• _Dataset records_
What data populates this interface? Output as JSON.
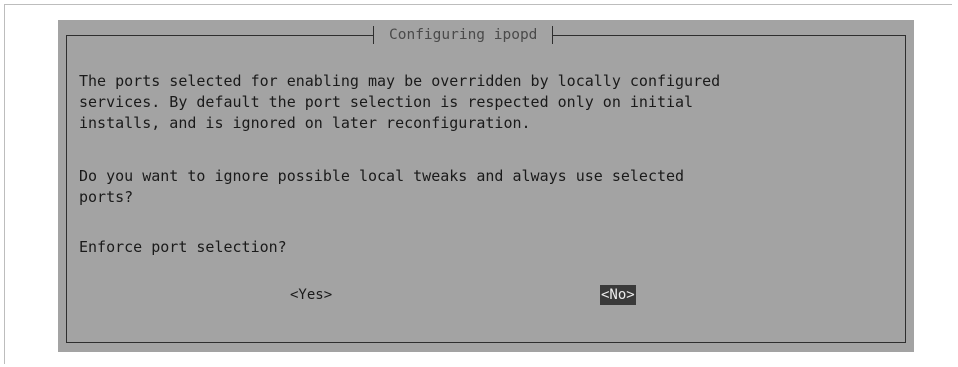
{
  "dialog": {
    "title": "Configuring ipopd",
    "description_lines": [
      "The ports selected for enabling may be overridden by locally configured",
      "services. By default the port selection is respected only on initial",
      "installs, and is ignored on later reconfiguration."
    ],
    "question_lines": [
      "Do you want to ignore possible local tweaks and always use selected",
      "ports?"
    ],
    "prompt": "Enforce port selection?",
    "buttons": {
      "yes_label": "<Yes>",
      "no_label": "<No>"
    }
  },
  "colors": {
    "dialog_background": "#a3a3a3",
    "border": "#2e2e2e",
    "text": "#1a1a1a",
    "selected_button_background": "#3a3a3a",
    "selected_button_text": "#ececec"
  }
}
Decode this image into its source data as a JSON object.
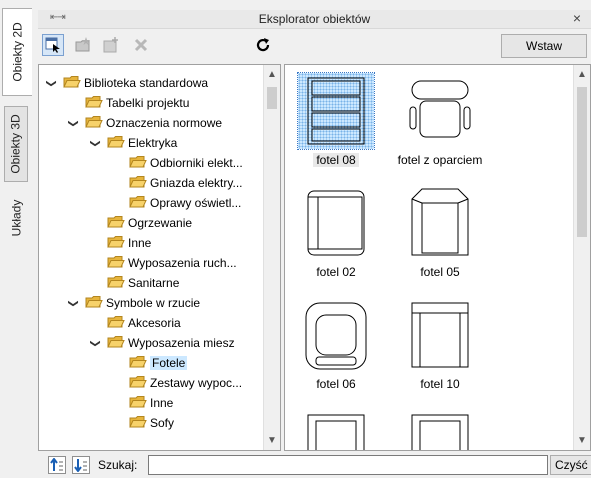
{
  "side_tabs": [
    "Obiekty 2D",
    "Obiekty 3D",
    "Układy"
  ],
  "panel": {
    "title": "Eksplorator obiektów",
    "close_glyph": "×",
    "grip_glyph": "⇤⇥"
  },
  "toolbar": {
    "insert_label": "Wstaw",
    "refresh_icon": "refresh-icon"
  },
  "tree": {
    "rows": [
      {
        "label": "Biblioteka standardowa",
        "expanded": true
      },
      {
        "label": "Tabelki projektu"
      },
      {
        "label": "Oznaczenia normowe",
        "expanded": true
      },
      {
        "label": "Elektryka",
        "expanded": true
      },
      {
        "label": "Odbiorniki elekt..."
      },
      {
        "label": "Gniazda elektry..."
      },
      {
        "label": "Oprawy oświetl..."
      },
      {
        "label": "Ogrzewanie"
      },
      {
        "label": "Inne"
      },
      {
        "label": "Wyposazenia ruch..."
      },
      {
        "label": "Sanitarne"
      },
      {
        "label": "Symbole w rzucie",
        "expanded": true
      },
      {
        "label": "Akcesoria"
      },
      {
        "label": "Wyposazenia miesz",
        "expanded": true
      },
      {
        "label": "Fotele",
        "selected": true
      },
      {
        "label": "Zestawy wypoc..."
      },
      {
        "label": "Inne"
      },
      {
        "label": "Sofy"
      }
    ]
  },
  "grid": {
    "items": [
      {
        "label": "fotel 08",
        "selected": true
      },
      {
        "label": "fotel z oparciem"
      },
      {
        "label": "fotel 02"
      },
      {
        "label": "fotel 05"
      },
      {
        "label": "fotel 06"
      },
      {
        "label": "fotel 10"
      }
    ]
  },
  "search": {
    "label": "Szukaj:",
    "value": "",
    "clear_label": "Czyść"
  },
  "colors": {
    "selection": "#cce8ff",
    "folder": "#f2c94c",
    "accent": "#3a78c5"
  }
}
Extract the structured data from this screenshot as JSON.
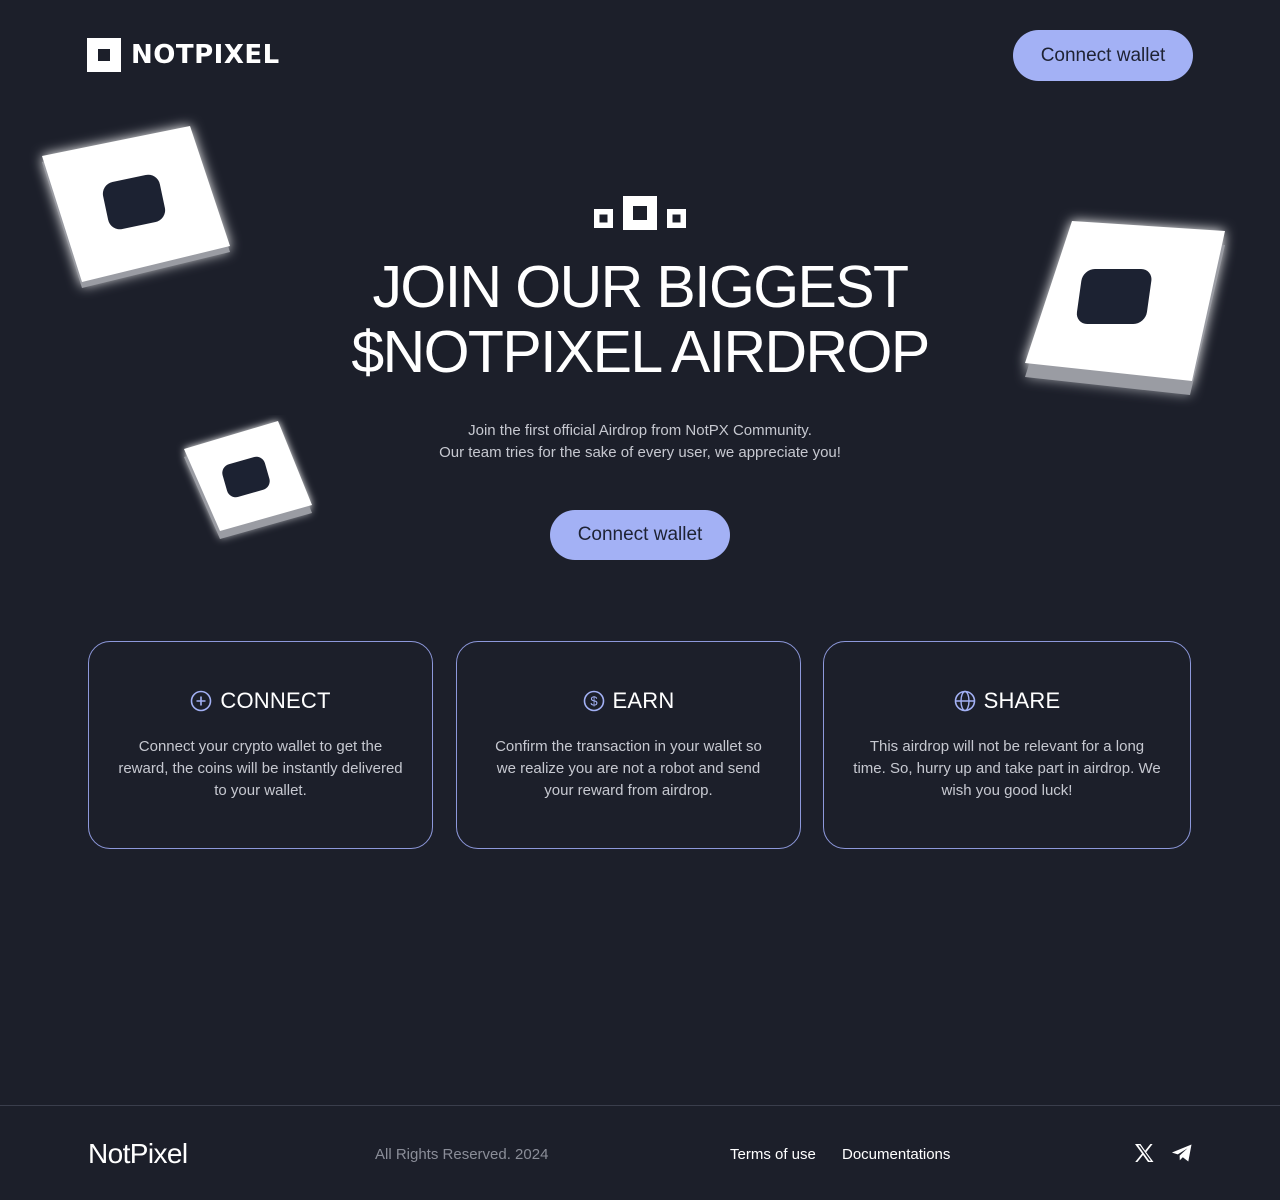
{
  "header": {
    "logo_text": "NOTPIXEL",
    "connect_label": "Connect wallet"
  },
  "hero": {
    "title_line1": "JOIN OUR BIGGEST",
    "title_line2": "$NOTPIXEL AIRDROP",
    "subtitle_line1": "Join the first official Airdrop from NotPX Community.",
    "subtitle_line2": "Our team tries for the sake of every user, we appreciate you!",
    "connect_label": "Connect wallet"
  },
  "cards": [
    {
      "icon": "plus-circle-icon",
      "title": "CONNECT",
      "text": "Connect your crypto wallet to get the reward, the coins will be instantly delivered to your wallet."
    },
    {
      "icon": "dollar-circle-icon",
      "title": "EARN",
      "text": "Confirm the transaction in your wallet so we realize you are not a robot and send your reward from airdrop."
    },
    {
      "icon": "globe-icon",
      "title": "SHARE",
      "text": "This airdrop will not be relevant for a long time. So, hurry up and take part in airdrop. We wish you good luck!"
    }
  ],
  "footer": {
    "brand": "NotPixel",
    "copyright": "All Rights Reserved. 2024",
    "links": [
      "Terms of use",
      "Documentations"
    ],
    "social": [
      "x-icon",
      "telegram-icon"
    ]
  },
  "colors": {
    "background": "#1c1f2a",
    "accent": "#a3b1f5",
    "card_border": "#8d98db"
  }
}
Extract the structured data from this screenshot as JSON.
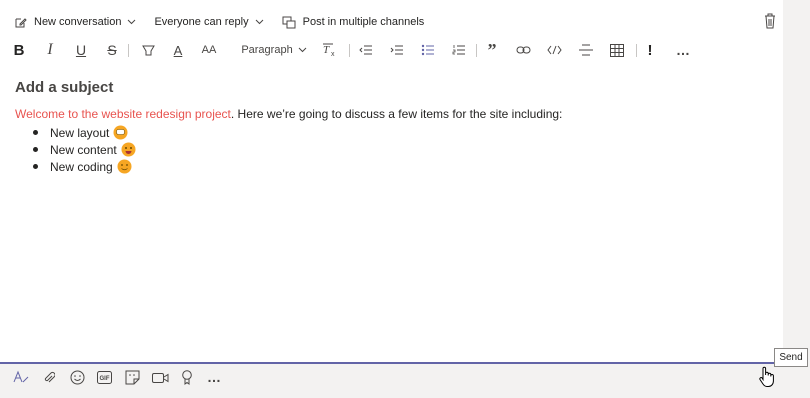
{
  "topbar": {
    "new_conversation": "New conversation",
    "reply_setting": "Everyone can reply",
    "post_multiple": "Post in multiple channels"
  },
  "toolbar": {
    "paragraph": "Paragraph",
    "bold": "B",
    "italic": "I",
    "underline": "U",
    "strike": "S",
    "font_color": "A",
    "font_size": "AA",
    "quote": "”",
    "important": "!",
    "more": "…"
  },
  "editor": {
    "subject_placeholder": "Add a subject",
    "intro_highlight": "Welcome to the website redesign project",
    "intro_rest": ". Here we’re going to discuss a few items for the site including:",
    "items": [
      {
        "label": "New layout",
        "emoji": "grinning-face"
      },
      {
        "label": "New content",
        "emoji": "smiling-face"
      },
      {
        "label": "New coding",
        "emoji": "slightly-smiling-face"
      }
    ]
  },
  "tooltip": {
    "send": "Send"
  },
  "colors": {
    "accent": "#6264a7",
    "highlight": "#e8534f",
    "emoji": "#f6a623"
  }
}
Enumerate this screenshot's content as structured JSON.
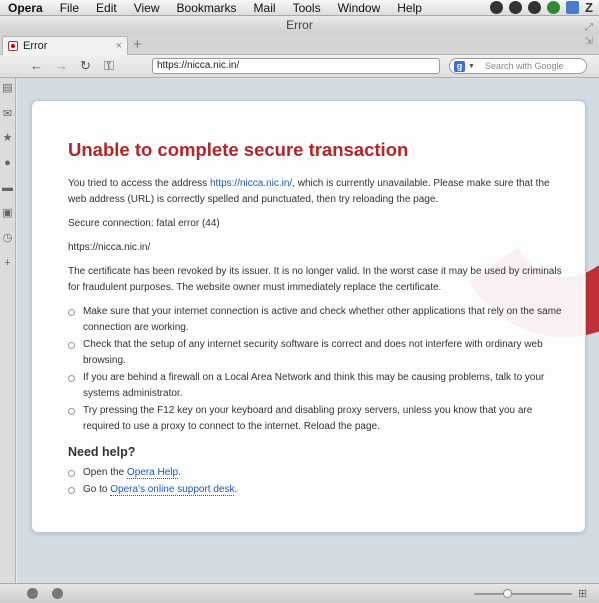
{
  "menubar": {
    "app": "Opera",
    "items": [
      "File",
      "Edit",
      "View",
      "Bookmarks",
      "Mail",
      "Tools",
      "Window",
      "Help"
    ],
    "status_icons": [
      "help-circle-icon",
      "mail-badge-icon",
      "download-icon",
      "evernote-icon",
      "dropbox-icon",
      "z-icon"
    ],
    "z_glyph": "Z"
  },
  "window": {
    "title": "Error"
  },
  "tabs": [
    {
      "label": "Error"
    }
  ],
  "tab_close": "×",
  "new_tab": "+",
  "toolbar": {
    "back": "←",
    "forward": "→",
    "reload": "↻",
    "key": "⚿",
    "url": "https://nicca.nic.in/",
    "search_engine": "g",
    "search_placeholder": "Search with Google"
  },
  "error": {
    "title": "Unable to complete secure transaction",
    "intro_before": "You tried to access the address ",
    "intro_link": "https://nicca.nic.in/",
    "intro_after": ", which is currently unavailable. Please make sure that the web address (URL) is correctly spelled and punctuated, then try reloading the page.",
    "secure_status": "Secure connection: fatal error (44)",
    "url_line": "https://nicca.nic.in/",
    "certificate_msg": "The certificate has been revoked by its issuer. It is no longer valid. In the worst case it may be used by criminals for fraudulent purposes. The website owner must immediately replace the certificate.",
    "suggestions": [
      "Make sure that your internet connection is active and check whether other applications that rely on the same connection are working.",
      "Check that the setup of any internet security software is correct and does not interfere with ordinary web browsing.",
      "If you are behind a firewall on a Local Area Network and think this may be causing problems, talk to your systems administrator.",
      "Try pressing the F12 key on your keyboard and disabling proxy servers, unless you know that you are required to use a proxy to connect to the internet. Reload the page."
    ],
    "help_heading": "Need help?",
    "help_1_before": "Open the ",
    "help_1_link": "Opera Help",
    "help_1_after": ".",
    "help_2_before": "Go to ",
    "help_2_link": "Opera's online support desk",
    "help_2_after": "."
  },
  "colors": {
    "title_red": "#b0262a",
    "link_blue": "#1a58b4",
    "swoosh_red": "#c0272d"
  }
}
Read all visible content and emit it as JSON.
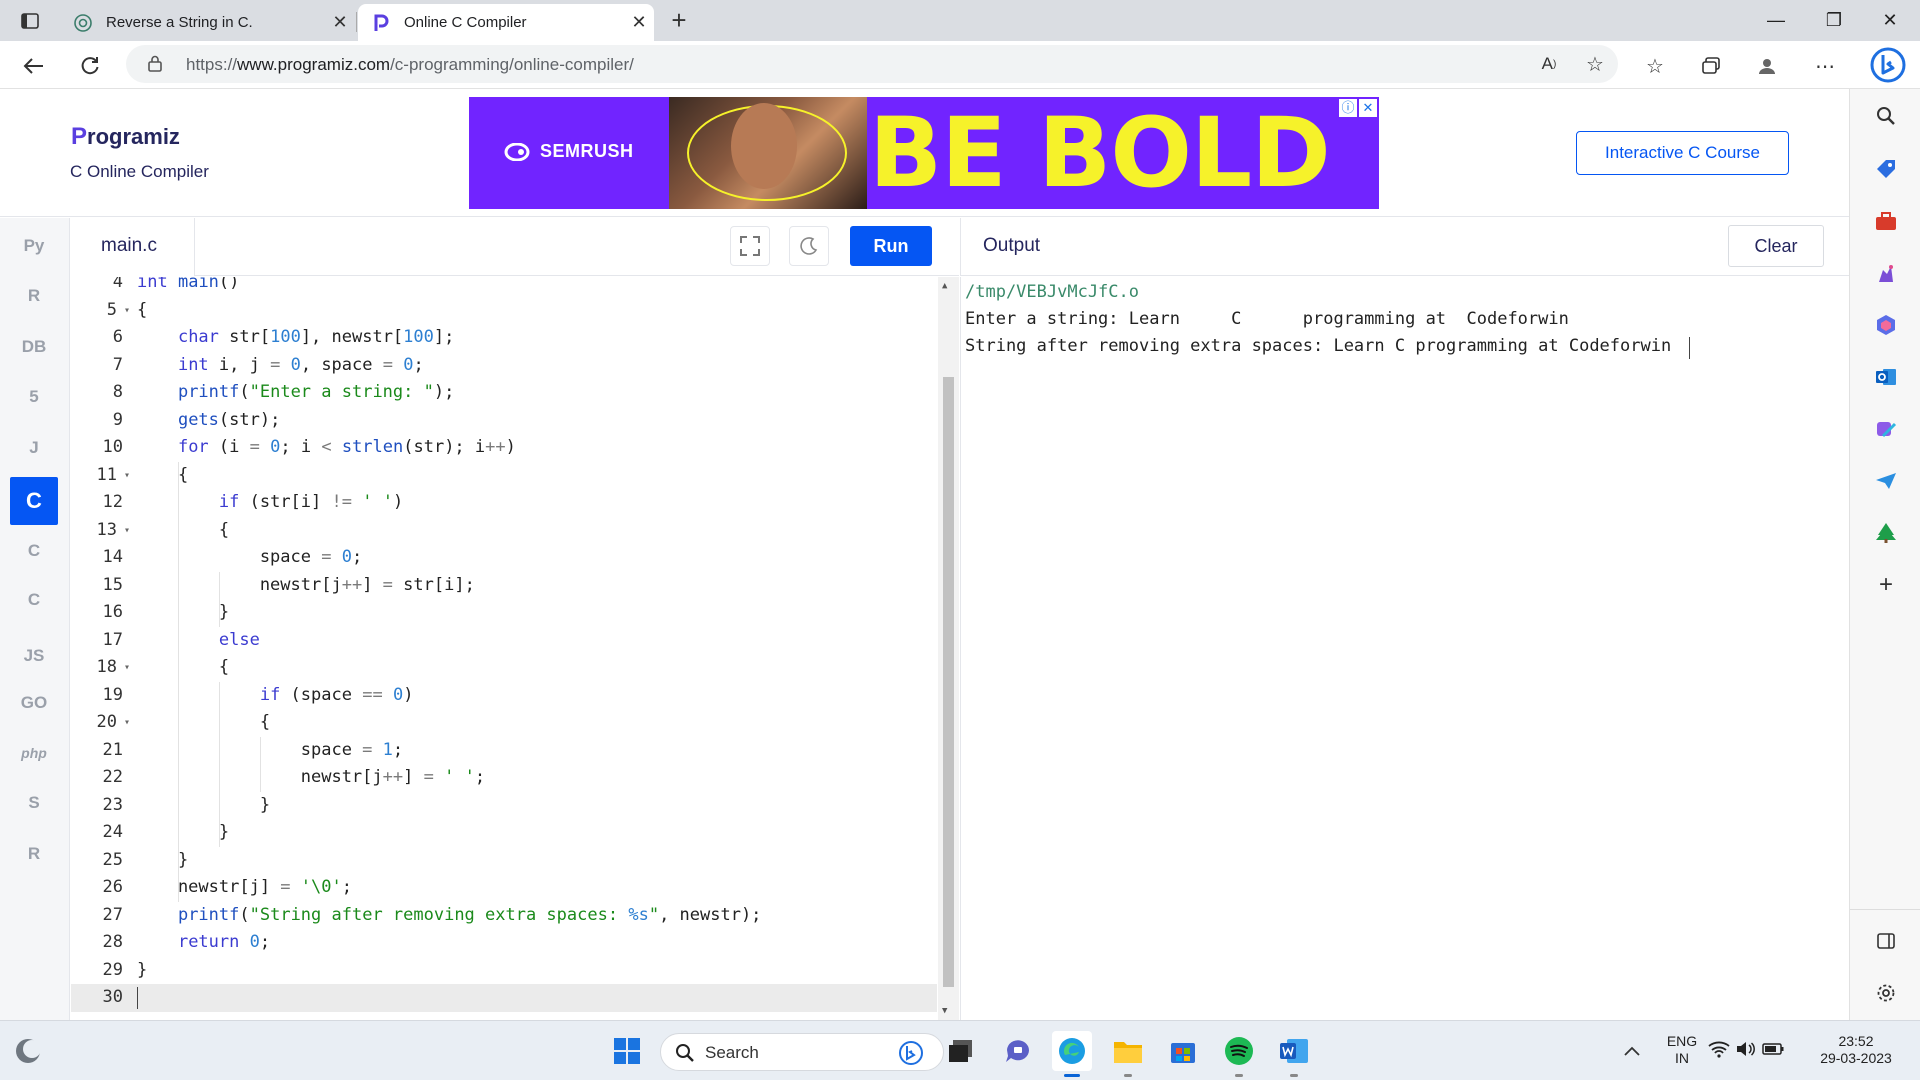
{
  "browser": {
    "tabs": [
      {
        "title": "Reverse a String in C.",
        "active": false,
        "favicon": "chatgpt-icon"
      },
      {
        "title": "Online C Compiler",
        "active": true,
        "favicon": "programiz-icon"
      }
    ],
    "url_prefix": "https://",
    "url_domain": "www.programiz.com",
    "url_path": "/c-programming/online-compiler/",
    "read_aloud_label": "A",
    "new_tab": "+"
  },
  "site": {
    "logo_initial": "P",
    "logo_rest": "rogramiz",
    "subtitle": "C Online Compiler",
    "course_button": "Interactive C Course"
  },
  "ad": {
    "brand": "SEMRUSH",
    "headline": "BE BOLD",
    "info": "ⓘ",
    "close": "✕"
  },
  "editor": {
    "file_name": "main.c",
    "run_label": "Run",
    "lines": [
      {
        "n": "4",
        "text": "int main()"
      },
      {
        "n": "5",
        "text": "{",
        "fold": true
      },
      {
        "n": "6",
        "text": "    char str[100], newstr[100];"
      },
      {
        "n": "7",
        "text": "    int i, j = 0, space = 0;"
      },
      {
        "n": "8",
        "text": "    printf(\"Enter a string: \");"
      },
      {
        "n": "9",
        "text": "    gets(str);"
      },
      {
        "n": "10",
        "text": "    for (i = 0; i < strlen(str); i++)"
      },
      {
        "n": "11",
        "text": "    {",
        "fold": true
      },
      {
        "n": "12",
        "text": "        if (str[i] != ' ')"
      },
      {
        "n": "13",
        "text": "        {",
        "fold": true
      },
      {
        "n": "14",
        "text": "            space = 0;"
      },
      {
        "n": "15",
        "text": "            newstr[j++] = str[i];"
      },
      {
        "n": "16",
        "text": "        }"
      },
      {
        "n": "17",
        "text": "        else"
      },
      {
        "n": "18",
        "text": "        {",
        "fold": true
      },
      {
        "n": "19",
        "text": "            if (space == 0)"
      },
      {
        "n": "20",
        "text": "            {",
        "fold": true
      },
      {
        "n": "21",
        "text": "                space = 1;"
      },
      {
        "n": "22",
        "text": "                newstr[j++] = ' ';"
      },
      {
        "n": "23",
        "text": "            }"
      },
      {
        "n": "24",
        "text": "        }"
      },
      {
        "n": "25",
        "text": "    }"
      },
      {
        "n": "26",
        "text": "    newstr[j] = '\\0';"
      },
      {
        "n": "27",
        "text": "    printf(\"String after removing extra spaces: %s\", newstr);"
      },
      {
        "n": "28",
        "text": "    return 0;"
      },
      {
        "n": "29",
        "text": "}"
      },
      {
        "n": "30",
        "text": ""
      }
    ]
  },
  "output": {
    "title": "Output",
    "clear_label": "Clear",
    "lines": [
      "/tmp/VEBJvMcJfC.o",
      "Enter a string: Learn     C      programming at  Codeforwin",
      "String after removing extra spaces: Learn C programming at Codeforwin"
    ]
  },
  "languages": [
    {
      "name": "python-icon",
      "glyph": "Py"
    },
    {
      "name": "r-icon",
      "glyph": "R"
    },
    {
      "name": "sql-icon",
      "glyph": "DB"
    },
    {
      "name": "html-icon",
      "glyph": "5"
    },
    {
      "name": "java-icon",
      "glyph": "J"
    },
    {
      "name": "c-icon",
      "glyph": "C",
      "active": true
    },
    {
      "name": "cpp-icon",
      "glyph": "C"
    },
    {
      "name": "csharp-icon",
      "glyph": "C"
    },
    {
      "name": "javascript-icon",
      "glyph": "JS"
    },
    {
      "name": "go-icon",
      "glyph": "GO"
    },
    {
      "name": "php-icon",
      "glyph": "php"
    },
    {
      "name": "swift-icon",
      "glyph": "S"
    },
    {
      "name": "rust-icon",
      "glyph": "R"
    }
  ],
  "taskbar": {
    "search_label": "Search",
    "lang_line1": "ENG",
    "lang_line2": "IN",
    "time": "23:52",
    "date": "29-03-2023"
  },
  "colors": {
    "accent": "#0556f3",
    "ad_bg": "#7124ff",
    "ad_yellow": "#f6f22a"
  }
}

• _Problem_
Reply with only the number of lines in the entries that contain the word "internet".

• _Written solution_
3